- [EJERCICIO PROPUESTO 1]:
Según el fragmento sobre el lenguaje, ¿desde qué momento se choca el ser humano con el lenguaje?
- [EJERCICIO PROPUESTO 2]:
Transcribe del fragmento sobre el lenguaje todo el pasaje que va desde "El ser humano" hasta "entender su existencia.".

El ser humano se choca con el lenguaje
desde el momento de su nacimiento y es el mismo lenguaje el que se encarga de
crear, limitar o confundir, muchas veces, su recorrido. Cada uno se cree lo que
mejor calza con su imaginario de realidad, cada uno acopla a su vida las
palabras que escuchó repetidamente, las que decide eliminar pero no puede o las
nuevas con las que trata de entender su existencia.

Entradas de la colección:
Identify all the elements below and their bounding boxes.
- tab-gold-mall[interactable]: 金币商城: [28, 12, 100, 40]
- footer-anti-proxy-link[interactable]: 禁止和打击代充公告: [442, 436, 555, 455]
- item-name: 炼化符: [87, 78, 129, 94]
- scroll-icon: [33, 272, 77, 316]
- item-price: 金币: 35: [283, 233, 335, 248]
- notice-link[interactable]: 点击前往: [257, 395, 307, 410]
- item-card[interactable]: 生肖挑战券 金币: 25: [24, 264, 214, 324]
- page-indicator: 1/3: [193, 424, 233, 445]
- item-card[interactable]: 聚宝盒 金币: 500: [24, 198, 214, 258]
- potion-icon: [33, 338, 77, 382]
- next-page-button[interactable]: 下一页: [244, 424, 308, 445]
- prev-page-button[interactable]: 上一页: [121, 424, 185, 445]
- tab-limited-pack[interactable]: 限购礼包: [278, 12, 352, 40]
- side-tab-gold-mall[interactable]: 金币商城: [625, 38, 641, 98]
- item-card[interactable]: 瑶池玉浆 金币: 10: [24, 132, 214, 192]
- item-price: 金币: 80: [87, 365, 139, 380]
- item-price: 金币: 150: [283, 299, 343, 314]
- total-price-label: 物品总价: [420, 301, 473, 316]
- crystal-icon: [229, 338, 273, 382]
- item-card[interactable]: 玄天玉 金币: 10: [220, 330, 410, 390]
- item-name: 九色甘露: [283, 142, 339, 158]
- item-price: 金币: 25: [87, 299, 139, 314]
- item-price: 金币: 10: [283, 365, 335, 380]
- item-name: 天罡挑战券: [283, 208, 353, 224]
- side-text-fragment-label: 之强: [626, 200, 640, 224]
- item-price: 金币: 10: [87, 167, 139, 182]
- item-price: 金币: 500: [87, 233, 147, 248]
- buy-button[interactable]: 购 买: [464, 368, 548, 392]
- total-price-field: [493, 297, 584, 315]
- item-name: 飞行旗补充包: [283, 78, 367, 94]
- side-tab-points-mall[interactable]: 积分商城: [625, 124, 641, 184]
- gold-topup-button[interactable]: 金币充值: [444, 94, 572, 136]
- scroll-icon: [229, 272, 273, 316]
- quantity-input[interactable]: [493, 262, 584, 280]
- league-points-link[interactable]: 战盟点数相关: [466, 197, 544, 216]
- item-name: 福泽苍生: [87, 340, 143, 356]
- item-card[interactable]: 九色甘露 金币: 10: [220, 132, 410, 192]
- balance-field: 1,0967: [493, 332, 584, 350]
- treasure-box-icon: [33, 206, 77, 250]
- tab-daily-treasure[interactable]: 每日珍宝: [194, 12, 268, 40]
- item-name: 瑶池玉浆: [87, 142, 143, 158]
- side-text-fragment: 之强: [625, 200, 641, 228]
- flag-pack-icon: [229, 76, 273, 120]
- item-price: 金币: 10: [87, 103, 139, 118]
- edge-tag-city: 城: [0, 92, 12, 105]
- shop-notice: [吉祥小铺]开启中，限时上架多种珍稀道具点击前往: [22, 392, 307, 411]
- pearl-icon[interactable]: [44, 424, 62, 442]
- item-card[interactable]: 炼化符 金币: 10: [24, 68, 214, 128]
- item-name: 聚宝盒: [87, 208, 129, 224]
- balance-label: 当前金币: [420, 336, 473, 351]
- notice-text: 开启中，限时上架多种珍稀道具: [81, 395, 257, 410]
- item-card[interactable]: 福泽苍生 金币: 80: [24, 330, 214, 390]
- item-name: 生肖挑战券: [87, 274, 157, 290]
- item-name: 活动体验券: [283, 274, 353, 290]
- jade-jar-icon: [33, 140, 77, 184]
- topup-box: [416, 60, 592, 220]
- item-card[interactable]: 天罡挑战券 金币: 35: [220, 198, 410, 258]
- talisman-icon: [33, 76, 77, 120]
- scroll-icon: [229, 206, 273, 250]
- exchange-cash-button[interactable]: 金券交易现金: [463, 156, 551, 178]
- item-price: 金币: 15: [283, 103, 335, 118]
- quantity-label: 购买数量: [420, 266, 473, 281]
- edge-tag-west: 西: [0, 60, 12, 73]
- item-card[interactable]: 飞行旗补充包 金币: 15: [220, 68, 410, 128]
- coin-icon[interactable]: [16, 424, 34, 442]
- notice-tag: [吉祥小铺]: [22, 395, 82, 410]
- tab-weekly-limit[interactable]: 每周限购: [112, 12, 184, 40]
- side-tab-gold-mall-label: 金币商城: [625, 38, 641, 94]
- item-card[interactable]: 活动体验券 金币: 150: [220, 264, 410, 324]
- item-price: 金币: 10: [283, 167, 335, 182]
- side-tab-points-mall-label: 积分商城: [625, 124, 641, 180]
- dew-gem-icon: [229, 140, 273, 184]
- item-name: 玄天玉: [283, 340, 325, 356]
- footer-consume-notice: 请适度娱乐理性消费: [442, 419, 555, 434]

- [RESPUESTA 1]:
Desde el momento de su nacimiento.

- [RESPUESTA 2]:
El ser humano se choca con el lenguaje
desde el momento de su nacimiento y es el mismo lenguaje el que se encarga de
crear, limitar o confundir, muchas veces, su recorrido. Cada uno se cree lo que
mejor calza con su imaginario de realidad, cada uno acopla a su vida las
palabras que escuchó repetidamente, las que decide eliminar pero no puede o las
nuevas con las que trata de entender su existencia.